▸ **OBJECTIVE**
Retype each record shown below, leaving every character as it is.

▸ **DATA SUPPLIED**
__________
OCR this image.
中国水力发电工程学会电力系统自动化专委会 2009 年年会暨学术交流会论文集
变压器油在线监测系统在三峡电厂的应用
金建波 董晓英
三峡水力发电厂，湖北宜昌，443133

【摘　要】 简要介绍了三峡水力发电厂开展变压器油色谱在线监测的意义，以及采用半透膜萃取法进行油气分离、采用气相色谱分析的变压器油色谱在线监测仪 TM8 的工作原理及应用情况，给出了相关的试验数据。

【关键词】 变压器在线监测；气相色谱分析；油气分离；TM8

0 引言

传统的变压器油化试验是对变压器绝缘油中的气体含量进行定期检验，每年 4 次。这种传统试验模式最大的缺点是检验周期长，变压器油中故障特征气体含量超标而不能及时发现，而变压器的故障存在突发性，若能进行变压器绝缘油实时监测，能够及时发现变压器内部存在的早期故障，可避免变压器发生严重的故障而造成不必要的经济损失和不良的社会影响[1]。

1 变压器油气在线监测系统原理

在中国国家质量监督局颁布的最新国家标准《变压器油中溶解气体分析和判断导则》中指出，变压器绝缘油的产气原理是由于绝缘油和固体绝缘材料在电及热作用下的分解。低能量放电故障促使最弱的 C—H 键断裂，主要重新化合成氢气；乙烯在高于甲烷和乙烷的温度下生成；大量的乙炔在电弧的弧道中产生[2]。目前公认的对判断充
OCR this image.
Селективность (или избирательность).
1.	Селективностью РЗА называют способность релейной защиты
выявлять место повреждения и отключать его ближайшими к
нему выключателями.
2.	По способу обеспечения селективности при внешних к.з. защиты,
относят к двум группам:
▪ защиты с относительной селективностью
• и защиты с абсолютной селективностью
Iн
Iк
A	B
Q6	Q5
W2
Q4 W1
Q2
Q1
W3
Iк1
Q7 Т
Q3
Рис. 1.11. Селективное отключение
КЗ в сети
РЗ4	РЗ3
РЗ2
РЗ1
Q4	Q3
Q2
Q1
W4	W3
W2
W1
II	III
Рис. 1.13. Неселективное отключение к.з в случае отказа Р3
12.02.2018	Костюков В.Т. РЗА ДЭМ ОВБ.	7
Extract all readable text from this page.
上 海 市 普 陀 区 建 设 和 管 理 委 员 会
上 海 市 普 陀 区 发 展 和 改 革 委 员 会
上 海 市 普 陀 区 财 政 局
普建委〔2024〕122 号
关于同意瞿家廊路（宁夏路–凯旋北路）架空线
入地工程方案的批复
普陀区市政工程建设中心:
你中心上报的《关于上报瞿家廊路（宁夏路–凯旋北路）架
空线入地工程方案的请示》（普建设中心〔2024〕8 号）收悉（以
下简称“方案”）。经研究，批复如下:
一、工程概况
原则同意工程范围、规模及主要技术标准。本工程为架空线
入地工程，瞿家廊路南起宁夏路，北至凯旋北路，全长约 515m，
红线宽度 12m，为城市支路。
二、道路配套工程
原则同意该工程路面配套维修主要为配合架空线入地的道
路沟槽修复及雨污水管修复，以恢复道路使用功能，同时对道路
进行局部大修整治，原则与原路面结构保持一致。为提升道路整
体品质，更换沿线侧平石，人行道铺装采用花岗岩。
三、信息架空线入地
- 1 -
__________
▸ **RESULT**
OCR this image.
中国水力发电工程学会电力系统自动化专委会 2009 年年会暨学术交流会论文集
变压器油在线监测系统在三峡电厂的应用
金建波 董晓英
三峡水力发电厂，湖北宜昌，443133

【摘　要】 简要介绍了三峡水力发电厂开展变压器油色谱在线监测的意义，以及采用半透膜萃取法进行油气分离、采用气相色谱分析的变压器油色谱在线监测仪 TM8 的工作原理及应用情况，给出了相关的试验数据。

【关键词】 变压器在线监测；气相色谱分析；油气分离；TM8

0 引言

传统的变压器油化试验是对变压器绝缘油中的气体含量进行定期检验，每年 4 次。这种传统试验模式最大的缺点是检验周期长，变压器油中故障特征气体含量超标而不能及时发现，而变压器的故障存在突发性，若能进行变压器绝缘油实时监测，能够及时发现变压器内部存在的早期故障，可避免变压器发生严重的故障而造成不必要的经济损失和不良的社会影响[1]。

1 变压器油气在线监测系统原理

在中国国家质量监督局颁布的最新国家标准《变压器油中溶解气体分析和判断导则》中指出，变压器绝缘油的产气原理是由于绝缘油和固体绝缘材料在电及热作用下的分解。低能量放电故障促使最弱的 C—H 键断裂，主要重新化合成氢气；乙烯在高于甲烷和乙烷的温度下生成；大量的乙炔在电弧的弧道中产生[2]。目前公认的对判断充
OCR this image.
Селективность (или избирательность).
1.	Селективностью РЗА называют способность релейной защиты
выявлять место повреждения и отключать его ближайшими к
нему выключателями.
2.	По способу обеспечения селективности при внешних к.з. защиты,
относят к двум группам:
▪ защиты с относительной селективностью
• и защиты с абсолютной селективностью
Iн
Iк
A	B
Q6	Q5
W2
Q4 W1
Q2
Q1
W3
Iк1
Q7 Т
Q3
Рис. 1.11. Селективное отключение
КЗ в сети
РЗ4	РЗ3
РЗ2
РЗ1
Q4	Q3
Q2
Q1
W4	W3
W2
W1
II	III
Рис. 1.13. Неселективное отключение к.з в случае отказа Р3
12.02.2018	Костюков В.Т. РЗА ДЭМ ОВБ.	7
Extract all readable text from this page.
上 海 市 普 陀 区 建 设 和 管 理 委 员 会
上 海 市 普 陀 区 发 展 和 改 革 委 员 会
上 海 市 普 陀 区 财 政 局
普建委〔2024〕122 号
关于同意瞿家廊路（宁夏路–凯旋北路）架空线
入地工程方案的批复
普陀区市政工程建设中心:
你中心上报的《关于上报瞿家廊路（宁夏路–凯旋北路）架
空线入地工程方案的请示》（普建设中心〔2024〕8 号）收悉（以
下简称“方案”）。经研究，批复如下:
一、工程概况
原则同意工程范围、规模及主要技术标准。本工程为架空线
入地工程，瞿家廊路南起宁夏路，北至凯旋北路，全长约 515m，
红线宽度 12m，为城市支路。
二、道路配套工程
原则同意该工程路面配套维修主要为配合架空线入地的道
路沟槽修复及雨污水管修复，以恢复道路使用功能，同时对道路
进行局部大修整治，原则与原路面结构保持一致。为提升道路整
体品质，更换沿线侧平石，人行道铺装采用花岗岩。
三、信息架空线入地
- 1 -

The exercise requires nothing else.